Every entry that follows needs to be repeated exactly.

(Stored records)
################

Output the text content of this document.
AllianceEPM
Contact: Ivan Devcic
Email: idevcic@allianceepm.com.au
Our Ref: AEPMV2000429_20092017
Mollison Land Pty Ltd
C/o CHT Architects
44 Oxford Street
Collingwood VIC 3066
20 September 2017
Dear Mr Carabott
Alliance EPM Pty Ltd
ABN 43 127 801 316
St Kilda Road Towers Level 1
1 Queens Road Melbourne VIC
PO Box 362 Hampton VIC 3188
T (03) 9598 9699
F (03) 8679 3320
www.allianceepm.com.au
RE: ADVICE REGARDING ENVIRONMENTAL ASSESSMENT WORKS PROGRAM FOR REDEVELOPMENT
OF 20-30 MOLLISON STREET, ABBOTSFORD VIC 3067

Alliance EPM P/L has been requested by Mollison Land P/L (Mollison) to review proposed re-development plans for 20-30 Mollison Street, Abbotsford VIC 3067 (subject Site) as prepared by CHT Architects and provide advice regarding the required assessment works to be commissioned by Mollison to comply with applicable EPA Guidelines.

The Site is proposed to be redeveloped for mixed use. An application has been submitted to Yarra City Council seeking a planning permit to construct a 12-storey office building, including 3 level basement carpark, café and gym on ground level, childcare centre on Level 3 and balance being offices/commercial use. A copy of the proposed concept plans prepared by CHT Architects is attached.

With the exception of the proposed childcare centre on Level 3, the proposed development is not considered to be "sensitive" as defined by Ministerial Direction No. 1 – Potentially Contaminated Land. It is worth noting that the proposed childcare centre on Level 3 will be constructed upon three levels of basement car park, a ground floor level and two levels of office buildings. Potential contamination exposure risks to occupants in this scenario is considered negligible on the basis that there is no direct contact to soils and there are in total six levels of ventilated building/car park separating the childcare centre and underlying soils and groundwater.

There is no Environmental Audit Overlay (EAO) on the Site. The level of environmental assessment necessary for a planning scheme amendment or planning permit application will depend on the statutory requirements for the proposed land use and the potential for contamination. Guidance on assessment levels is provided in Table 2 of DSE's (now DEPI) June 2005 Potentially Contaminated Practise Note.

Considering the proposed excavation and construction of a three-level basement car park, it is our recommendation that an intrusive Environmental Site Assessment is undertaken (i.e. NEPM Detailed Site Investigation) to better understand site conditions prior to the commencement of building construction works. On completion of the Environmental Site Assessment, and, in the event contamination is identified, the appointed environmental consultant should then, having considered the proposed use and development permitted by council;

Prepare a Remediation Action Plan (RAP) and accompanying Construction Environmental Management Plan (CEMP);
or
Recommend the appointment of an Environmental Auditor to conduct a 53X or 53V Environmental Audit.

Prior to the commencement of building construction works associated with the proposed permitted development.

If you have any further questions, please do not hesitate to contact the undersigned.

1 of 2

################

● SOLUTION TO THIS EXERCISE:
Output the text content of this document.
AllianceEPM
Contact: Ivan Devcic
Email: idevcic@allianceepm.com.au
Our Ref: AEPMV2000429_20092017
Mollison Land Pty Ltd
C/o CHT Architects
44 Oxford Street
Collingwood VIC 3066
20 September 2017
Dear Mr Carabott
Alliance EPM Pty Ltd
ABN 43 127 801 316
St Kilda Road Towers Level 1
1 Queens Road Melbourne VIC
PO Box 362 Hampton VIC 3188
T (03) 9598 9699
F (03) 8679 3320
www.allianceepm.com.au
RE: ADVICE REGARDING ENVIRONMENTAL ASSESSMENT WORKS PROGRAM FOR REDEVELOPMENT
OF 20-30 MOLLISON STREET, ABBOTSFORD VIC 3067

Alliance EPM P/L has been requested by Mollison Land P/L (Mollison) to review proposed re-development plans for 20-30 Mollison Street, Abbotsford VIC 3067 (subject Site) as prepared by CHT Architects and provide advice regarding the required assessment works to be commissioned by Mollison to comply with applicable EPA Guidelines.

The Site is proposed to be redeveloped for mixed use. An application has been submitted to Yarra City Council seeking a planning permit to construct a 12-storey office building, including 3 level basement carpark, café and gym on ground level, childcare centre on Level 3 and balance being offices/commercial use. A copy of the proposed concept plans prepared by CHT Architects is attached.

With the exception of the proposed childcare centre on Level 3, the proposed development is not considered to be "sensitive" as defined by Ministerial Direction No. 1 – Potentially Contaminated Land. It is worth noting that the proposed childcare centre on Level 3 will be constructed upon three levels of basement car park, a ground floor level and two levels of office buildings. Potential contamination exposure risks to occupants in this scenario is considered negligible on the basis that there is no direct contact to soils and there are in total six levels of ventilated building/car park separating the childcare centre and underlying soils and groundwater.

There is no Environmental Audit Overlay (EAO) on the Site. The level of environmental assessment necessary for a planning scheme amendment or planning permit application will depend on the statutory requirements for the proposed land use and the potential for contamination. Guidance on assessment levels is provided in Table 2 of DSE's (now DEPI) June 2005 Potentially Contaminated Practise Note.

Considering the proposed excavation and construction of a three-level basement car park, it is our recommendation that an intrusive Environmental Site Assessment is undertaken (i.e. NEPM Detailed Site Investigation) to better understand site conditions prior to the commencement of building construction works. On completion of the Environmental Site Assessment, and, in the event contamination is identified, the appointed environmental consultant should then, having considered the proposed use and development permitted by council;

Prepare a Remediation Action Plan (RAP) and accompanying Construction Environmental Management Plan (CEMP);
or
Recommend the appointment of an Environmental Auditor to conduct a 53X or 53V Environmental Audit.

Prior to the commencement of building construction works associated with the proposed permitted development.

If you have any further questions, please do not hesitate to contact the undersigned.

1 of 2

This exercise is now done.